» **Goal**: Copy the material word for word, beginning with its first line and stopping after the line that contains "347, 314, 362]".

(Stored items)
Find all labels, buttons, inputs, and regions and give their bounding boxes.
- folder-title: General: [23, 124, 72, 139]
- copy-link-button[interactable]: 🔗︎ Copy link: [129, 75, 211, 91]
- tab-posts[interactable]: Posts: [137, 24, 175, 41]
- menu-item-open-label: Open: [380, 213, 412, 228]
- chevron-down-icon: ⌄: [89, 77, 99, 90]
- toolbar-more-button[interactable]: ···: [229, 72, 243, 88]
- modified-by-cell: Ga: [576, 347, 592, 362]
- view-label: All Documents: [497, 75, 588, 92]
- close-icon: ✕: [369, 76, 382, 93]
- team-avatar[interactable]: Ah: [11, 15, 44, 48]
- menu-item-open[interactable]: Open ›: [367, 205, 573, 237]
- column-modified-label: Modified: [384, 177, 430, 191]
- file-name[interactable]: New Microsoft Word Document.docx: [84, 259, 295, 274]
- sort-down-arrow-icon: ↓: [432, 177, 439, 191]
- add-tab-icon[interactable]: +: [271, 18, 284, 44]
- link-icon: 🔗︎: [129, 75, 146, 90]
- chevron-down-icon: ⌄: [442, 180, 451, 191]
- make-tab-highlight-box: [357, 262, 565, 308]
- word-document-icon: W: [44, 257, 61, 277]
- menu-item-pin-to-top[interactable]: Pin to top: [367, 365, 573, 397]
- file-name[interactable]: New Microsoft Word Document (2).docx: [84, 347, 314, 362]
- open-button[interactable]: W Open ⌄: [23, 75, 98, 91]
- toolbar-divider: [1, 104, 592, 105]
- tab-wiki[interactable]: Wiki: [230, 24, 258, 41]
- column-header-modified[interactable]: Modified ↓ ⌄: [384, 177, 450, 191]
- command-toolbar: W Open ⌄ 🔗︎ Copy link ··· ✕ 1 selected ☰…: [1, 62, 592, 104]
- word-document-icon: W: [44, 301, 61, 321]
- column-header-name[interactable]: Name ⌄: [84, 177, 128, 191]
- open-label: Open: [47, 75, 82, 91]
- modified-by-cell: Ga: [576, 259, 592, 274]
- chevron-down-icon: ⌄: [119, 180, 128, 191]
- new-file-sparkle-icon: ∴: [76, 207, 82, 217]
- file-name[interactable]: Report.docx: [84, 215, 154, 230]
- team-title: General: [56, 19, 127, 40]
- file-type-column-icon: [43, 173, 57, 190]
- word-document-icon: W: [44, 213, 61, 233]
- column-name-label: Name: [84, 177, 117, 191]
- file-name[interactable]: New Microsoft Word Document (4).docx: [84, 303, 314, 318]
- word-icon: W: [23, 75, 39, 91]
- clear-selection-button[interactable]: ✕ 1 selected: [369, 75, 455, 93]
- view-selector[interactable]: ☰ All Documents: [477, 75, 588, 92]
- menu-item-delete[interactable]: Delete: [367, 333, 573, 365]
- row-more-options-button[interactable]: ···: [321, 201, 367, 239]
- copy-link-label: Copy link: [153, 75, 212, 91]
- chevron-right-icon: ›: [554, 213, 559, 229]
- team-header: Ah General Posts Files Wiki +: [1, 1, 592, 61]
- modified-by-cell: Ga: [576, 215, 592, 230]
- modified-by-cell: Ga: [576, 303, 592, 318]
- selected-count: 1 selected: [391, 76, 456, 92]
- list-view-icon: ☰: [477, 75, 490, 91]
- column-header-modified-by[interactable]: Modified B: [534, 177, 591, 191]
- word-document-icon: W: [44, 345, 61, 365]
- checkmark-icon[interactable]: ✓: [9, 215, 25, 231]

» **Exercise response**:
Find all labels, buttons, inputs, and regions and give their bounding boxes.
- folder-title: General: [23, 124, 72, 139]
- copy-link-button[interactable]: 🔗︎ Copy link: [129, 75, 211, 91]
- tab-posts[interactable]: Posts: [137, 24, 175, 41]
- menu-item-open-label: Open: [380, 213, 412, 228]
- chevron-down-icon: ⌄: [89, 77, 99, 90]
- toolbar-more-button[interactable]: ···: [229, 72, 243, 88]
- modified-by-cell: Ga: [576, 347, 592, 362]
- view-label: All Documents: [497, 75, 588, 92]
- close-icon: ✕: [369, 76, 382, 93]
- team-avatar[interactable]: Ah: [11, 15, 44, 48]
- menu-item-open[interactable]: Open ›: [367, 205, 573, 237]
- column-modified-label: Modified: [384, 177, 430, 191]
- file-name[interactable]: New Microsoft Word Document.docx: [84, 259, 295, 274]
- sort-down-arrow-icon: ↓: [432, 177, 439, 191]
- add-tab-icon[interactable]: +: [271, 18, 284, 44]
- link-icon: 🔗︎: [129, 75, 146, 90]
- chevron-down-icon: ⌄: [442, 180, 451, 191]
- make-tab-highlight-box: [357, 262, 565, 308]
- word-document-icon: W: [44, 257, 61, 277]
- menu-item-pin-to-top[interactable]: Pin to top: [367, 365, 573, 397]
- file-name[interactable]: New Microsoft Word Document (2).docx: [84, 347, 314, 362]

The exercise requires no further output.